Instructions for the task:
Find the word "FirstPersonController" in the listing; pull out each line holding it.

Data for this task:
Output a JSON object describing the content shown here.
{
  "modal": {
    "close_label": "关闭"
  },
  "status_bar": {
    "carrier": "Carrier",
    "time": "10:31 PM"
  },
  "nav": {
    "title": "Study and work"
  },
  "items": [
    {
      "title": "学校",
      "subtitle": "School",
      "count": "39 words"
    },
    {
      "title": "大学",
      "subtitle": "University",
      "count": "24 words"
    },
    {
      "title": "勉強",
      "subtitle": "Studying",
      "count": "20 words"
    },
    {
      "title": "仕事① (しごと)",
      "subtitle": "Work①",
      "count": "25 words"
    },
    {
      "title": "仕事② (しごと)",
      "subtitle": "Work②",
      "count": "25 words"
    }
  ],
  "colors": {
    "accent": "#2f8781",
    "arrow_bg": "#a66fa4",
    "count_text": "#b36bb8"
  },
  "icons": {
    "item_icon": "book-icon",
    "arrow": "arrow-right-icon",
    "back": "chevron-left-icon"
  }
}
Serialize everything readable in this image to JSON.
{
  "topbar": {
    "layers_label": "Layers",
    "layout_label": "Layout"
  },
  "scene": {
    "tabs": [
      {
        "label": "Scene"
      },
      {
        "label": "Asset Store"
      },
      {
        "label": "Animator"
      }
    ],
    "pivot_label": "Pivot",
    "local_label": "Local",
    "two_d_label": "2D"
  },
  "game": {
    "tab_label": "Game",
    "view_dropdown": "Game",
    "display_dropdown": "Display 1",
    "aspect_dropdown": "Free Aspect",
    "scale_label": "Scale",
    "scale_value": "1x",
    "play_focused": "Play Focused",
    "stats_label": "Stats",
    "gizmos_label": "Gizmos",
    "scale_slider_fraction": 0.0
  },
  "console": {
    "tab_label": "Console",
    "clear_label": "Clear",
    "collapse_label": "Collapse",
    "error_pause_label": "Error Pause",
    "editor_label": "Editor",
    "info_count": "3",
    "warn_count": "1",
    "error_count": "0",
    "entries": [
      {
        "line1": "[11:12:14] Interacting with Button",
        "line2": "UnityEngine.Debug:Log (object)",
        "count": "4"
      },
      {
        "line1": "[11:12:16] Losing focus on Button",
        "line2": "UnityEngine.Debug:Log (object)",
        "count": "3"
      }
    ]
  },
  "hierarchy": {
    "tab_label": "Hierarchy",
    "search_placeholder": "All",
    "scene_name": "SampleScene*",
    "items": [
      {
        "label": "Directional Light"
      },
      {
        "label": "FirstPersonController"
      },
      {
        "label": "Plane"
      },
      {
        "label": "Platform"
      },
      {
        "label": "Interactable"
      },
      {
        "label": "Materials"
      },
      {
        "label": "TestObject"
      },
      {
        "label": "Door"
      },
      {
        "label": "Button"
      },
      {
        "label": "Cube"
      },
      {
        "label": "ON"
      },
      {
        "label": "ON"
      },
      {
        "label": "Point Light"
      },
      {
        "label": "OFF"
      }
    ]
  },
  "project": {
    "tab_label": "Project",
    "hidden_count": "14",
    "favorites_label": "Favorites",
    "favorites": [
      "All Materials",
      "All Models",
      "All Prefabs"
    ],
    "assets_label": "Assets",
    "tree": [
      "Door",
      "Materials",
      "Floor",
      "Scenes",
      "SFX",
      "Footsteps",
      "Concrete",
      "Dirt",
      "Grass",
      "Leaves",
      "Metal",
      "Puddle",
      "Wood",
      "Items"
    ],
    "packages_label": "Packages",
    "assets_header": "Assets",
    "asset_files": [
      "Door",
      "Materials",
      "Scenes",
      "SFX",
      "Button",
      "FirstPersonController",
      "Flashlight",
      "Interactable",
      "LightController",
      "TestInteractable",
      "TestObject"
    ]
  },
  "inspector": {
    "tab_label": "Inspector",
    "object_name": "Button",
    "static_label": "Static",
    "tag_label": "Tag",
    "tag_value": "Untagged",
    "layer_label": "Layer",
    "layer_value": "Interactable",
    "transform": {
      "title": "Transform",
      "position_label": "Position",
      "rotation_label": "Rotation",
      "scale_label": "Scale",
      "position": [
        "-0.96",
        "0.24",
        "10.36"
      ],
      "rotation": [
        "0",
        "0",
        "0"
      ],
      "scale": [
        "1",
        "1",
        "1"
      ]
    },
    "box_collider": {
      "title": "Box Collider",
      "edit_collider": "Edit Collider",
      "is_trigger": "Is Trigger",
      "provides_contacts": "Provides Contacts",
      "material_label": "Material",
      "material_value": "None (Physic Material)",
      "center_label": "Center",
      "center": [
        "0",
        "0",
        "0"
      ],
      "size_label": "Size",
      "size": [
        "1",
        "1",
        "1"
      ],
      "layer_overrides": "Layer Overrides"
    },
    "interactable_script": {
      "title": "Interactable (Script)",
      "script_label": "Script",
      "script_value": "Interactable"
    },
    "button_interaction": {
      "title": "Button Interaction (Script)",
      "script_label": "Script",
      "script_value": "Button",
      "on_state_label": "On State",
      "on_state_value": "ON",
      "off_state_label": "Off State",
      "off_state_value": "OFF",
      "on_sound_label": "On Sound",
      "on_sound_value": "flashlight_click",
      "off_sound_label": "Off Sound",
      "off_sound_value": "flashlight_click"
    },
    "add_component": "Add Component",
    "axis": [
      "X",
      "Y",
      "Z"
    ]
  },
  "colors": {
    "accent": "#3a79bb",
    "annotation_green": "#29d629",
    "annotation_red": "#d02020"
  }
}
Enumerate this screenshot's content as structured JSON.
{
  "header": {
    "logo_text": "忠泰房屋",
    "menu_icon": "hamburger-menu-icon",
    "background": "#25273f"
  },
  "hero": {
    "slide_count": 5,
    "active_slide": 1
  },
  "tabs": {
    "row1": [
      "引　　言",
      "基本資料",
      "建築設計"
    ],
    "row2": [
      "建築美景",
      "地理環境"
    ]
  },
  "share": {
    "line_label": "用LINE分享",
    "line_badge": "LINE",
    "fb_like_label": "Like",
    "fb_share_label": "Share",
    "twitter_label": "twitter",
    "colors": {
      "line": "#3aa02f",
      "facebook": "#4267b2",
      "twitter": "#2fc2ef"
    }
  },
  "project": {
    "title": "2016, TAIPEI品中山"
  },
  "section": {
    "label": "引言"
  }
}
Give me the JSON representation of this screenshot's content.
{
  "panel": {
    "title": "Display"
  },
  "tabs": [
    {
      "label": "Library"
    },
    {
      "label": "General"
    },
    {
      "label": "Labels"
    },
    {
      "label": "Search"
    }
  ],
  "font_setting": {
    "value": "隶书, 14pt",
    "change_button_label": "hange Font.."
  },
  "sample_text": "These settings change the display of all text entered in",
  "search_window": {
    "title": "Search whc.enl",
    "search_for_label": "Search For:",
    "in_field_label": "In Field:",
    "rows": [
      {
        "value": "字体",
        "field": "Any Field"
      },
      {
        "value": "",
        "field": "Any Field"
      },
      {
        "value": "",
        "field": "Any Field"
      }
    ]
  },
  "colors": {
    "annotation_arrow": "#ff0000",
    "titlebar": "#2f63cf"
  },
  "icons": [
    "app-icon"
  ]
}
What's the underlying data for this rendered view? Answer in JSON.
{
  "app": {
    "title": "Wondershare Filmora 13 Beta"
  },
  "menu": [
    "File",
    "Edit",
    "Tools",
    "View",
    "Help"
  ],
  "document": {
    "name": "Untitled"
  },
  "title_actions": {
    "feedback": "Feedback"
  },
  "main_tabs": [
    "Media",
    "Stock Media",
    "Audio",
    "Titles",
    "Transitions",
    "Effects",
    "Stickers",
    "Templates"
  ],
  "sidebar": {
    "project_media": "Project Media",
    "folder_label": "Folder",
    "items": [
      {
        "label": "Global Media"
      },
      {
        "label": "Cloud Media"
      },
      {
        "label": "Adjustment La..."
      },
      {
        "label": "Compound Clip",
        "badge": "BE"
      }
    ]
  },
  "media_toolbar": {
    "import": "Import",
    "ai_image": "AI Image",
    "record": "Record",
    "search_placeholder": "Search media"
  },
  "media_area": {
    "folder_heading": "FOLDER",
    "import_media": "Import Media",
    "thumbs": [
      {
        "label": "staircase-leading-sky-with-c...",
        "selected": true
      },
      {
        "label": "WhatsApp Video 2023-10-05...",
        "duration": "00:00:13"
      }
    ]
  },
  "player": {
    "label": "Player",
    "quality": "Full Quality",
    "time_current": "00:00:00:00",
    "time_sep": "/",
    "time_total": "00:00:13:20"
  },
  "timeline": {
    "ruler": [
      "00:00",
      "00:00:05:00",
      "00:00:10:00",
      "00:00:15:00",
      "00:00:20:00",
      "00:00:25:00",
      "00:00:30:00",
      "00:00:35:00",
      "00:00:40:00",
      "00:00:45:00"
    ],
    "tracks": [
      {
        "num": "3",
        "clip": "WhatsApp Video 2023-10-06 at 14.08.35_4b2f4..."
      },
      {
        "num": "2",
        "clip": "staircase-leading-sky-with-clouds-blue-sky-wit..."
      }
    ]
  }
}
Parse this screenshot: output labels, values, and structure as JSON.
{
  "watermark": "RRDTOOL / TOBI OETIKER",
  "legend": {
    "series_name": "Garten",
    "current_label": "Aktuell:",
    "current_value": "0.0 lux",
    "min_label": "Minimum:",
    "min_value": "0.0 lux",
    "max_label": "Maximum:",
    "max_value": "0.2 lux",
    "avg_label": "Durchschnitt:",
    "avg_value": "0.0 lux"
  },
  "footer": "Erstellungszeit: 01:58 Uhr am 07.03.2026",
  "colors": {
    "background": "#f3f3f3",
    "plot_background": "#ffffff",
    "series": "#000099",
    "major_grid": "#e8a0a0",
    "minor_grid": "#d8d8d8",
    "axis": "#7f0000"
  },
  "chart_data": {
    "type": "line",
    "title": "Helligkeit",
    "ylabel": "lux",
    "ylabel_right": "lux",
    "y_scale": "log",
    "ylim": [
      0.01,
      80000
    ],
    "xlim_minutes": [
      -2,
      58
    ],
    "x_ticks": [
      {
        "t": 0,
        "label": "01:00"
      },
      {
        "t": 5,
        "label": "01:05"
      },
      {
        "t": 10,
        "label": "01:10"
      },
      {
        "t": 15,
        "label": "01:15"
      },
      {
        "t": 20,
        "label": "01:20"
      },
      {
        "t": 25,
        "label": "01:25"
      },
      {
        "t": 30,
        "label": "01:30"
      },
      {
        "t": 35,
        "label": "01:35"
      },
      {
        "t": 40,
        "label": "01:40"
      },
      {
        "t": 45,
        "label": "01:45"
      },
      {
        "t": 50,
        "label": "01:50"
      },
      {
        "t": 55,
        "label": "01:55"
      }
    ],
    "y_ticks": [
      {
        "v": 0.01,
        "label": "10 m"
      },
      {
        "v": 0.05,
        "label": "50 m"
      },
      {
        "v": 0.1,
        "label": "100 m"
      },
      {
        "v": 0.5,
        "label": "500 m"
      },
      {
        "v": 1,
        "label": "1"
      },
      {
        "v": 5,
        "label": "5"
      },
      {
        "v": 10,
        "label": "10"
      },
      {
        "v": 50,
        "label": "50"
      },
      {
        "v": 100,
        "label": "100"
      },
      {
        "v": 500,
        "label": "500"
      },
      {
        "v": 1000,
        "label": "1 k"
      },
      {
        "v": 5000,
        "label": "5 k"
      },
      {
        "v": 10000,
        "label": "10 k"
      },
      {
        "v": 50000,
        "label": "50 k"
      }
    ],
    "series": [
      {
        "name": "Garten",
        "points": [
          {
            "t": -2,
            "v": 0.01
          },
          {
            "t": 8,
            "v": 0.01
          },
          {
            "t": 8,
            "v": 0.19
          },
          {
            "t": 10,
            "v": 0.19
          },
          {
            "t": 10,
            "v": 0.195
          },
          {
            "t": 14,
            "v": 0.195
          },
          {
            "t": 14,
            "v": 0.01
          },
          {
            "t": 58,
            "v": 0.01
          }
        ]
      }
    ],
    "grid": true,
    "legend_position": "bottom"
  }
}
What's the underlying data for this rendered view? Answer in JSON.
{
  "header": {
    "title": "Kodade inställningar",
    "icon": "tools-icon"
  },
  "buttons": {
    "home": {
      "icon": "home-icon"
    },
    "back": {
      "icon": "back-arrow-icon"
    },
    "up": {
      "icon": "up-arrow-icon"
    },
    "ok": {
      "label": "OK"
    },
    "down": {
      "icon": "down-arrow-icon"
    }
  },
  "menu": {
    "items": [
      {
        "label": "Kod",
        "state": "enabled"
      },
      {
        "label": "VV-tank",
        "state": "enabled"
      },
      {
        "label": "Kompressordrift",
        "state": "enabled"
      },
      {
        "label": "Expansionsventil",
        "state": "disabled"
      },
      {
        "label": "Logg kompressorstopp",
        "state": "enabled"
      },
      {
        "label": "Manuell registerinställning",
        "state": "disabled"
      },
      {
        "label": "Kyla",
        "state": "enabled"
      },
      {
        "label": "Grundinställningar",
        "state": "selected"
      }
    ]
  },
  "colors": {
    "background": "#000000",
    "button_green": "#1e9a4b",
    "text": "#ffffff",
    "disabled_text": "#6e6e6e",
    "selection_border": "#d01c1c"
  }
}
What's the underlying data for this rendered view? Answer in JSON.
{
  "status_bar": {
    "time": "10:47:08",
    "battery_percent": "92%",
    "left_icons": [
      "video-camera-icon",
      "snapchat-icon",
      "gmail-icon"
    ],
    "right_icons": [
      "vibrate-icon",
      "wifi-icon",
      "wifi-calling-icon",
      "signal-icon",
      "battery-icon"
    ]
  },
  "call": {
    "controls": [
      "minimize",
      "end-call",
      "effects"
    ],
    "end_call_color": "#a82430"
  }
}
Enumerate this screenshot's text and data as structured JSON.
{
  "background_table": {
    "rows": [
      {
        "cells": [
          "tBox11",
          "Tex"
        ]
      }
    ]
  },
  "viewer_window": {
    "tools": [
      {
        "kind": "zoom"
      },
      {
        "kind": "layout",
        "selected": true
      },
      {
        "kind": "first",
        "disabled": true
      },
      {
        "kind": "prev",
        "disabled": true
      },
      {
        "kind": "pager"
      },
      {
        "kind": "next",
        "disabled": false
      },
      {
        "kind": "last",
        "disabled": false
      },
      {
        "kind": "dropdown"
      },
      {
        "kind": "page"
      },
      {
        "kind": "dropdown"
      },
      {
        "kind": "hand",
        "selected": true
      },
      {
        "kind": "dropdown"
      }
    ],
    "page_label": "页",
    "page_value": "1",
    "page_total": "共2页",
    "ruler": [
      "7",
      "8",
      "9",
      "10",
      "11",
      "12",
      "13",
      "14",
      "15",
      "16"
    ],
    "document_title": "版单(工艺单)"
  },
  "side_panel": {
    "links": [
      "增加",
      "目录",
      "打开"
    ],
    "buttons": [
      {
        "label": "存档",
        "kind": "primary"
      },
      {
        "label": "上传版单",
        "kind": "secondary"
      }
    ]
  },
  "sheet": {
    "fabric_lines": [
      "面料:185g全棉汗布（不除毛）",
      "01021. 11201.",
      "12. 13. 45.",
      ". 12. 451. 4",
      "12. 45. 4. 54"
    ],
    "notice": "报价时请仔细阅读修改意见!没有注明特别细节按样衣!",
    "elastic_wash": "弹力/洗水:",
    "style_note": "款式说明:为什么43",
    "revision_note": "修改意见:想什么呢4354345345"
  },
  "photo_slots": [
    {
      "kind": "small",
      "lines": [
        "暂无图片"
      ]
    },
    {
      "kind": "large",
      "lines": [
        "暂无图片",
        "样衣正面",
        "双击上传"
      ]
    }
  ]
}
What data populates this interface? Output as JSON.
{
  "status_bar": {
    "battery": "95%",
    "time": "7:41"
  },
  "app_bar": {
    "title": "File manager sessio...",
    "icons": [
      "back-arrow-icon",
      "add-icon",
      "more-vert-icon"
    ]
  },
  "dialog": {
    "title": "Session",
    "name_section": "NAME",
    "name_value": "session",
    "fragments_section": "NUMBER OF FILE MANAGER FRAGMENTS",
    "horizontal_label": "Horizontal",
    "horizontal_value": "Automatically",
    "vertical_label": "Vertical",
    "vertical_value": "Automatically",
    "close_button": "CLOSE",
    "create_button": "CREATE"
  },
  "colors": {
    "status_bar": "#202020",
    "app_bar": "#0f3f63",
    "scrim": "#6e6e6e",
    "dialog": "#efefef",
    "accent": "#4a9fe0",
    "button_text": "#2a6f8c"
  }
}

Full response:
        "label": "FirstPersonController"
      "FirstPersonController",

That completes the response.